— Start Input —

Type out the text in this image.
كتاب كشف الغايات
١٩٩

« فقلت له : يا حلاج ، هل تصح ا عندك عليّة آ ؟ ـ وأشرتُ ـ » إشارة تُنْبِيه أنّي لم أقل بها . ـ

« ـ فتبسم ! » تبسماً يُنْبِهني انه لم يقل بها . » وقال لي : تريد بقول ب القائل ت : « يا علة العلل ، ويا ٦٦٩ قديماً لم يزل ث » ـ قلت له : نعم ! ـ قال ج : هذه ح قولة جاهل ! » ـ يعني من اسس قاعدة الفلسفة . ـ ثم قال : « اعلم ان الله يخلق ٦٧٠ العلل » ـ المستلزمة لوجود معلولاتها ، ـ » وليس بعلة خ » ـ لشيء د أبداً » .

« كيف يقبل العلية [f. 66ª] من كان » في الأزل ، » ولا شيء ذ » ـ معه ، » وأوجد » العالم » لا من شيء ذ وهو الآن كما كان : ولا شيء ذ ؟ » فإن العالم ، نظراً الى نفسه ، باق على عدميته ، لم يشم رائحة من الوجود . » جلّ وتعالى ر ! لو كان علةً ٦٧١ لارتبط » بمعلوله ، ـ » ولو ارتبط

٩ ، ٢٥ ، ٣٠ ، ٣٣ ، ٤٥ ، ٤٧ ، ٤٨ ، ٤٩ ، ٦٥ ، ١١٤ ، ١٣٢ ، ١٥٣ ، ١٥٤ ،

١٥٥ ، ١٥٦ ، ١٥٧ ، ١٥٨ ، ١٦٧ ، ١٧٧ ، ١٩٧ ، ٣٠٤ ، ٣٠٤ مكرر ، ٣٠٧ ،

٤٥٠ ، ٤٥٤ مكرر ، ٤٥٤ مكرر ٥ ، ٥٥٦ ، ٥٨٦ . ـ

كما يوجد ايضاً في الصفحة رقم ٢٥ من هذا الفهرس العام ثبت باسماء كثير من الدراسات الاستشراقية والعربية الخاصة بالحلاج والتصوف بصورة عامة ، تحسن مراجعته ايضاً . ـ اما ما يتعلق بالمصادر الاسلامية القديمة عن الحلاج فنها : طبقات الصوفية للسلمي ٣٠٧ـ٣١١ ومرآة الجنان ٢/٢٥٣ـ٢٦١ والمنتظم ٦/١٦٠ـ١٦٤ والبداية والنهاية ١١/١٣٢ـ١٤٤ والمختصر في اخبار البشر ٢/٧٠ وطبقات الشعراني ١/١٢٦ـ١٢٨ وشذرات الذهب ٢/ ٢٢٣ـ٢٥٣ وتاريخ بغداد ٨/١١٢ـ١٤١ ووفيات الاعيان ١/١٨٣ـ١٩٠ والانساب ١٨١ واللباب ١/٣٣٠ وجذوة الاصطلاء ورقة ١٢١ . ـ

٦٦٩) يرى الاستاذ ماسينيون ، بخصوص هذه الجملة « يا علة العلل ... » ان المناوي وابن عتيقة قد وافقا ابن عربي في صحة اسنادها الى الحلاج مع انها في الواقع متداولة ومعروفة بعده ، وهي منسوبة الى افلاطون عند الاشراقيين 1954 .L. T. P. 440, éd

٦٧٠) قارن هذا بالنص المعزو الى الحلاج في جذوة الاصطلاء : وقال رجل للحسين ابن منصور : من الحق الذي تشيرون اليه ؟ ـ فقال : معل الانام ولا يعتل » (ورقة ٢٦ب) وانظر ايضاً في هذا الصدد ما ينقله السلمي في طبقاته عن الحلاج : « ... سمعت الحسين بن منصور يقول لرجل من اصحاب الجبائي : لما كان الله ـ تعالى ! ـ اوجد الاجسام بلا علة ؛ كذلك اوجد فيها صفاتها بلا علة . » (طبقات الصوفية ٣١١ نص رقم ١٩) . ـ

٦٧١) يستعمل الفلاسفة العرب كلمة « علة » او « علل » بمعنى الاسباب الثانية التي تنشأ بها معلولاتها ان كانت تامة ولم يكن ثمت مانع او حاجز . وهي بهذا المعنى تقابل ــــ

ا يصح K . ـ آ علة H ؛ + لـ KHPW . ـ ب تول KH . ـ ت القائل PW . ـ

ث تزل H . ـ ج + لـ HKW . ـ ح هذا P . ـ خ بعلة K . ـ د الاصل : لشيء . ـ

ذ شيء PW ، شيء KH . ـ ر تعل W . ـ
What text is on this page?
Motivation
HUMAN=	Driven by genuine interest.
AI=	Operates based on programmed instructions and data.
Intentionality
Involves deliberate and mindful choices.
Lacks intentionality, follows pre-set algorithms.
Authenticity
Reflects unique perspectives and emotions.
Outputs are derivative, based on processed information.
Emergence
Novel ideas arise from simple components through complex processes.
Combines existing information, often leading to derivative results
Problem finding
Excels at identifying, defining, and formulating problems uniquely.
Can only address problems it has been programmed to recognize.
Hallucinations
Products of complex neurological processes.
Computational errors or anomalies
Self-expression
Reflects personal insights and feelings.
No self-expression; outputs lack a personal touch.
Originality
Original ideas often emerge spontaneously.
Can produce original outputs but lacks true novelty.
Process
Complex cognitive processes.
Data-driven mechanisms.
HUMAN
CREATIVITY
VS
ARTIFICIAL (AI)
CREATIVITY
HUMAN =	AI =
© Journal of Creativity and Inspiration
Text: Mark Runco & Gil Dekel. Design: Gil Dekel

— End Input —
— Start Input —

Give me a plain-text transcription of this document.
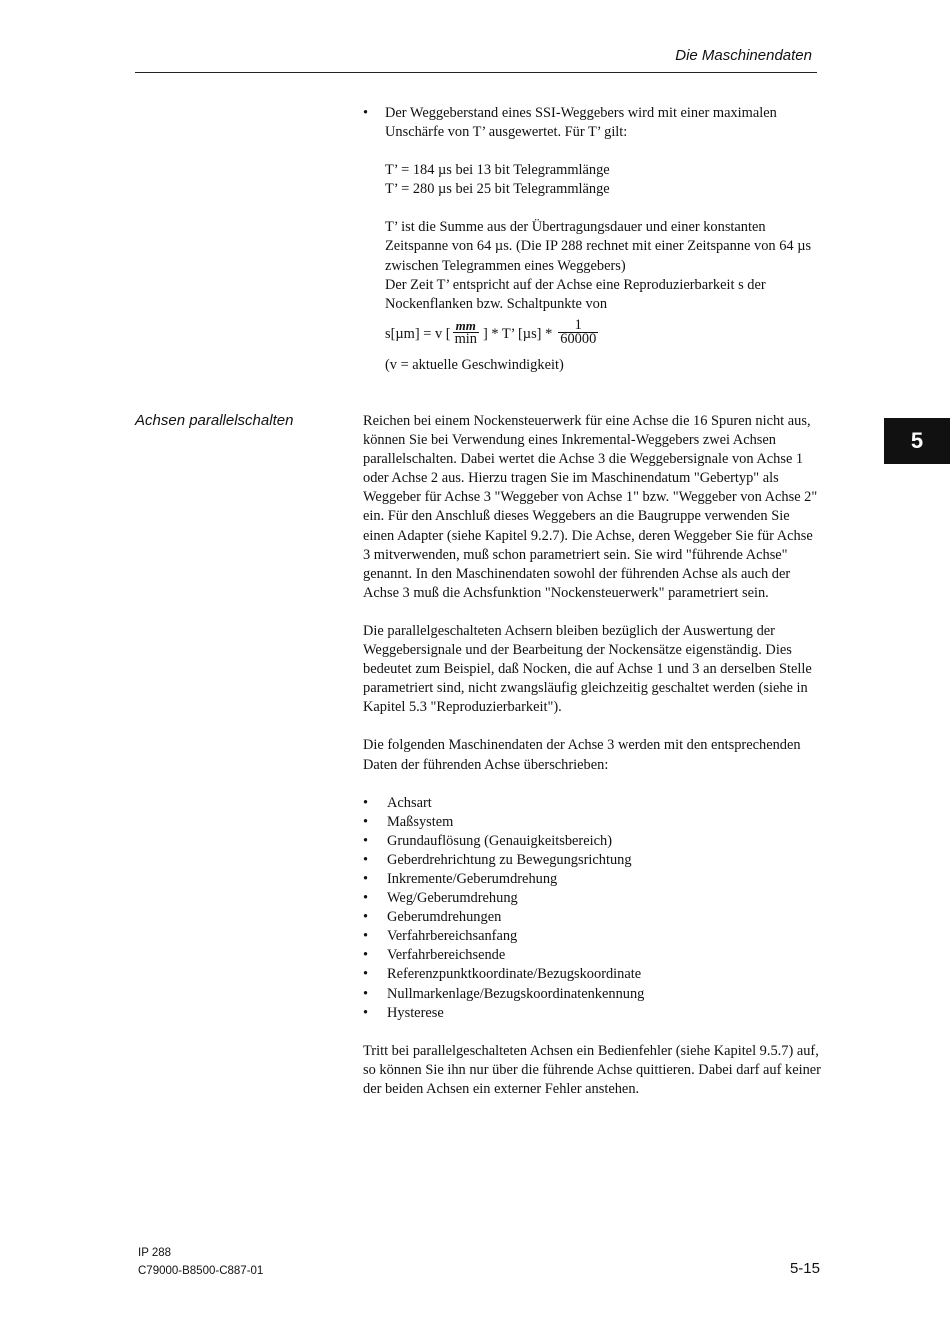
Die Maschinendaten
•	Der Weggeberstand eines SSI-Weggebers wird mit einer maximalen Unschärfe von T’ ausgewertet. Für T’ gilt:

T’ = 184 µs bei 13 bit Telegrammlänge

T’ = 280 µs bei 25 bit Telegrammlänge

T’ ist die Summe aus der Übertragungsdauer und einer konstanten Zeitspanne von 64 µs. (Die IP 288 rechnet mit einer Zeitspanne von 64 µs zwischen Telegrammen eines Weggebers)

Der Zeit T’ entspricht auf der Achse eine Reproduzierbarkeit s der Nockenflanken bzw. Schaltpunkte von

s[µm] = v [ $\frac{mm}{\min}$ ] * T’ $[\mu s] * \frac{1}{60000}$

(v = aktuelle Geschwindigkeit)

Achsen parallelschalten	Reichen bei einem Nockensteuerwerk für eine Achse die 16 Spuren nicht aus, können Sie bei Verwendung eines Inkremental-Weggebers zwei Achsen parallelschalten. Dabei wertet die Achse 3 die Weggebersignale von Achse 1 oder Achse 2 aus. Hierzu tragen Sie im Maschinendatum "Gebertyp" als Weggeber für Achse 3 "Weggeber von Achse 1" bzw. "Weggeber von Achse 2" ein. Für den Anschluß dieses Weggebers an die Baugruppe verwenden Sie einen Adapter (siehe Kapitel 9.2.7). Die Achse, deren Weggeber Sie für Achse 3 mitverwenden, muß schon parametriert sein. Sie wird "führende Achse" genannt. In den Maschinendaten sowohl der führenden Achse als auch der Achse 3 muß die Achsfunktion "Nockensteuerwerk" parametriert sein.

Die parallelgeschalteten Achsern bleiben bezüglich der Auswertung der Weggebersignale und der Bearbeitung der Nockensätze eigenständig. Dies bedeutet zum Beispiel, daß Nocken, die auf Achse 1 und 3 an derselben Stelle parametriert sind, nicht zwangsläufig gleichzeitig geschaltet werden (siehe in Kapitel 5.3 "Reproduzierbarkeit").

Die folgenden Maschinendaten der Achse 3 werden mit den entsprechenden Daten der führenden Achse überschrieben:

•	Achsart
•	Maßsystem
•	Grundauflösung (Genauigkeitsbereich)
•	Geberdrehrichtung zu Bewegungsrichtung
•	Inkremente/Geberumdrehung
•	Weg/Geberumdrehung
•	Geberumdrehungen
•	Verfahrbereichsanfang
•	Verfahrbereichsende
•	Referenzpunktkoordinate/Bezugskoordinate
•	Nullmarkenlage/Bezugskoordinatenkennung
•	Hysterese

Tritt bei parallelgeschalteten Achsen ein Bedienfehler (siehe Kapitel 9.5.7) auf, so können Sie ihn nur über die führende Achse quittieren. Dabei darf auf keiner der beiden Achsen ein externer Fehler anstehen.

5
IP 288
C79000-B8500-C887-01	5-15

— End Input —

• [Instructions for the task]
Pick out each line that holds the string "werden".

• [Response to the exercise]
Die parallelgeschalteten Achsern bleiben bezüglich der Auswertung der Weggebersignale und der Bearbeitung der Nockensätze eigenständig. Dies bedeutet zum Beispiel, daß Nocken, die auf Achse 1 und 3 an derselben Stelle parametriert sind, nicht zwangsläufig gleichzeitig geschaltet werden (siehe in Kapitel 5.3 "Reproduzierbarkeit").
Die folgenden Maschinendaten der Achse 3 werden mit den entsprechenden Daten der führenden Achse überschrieben:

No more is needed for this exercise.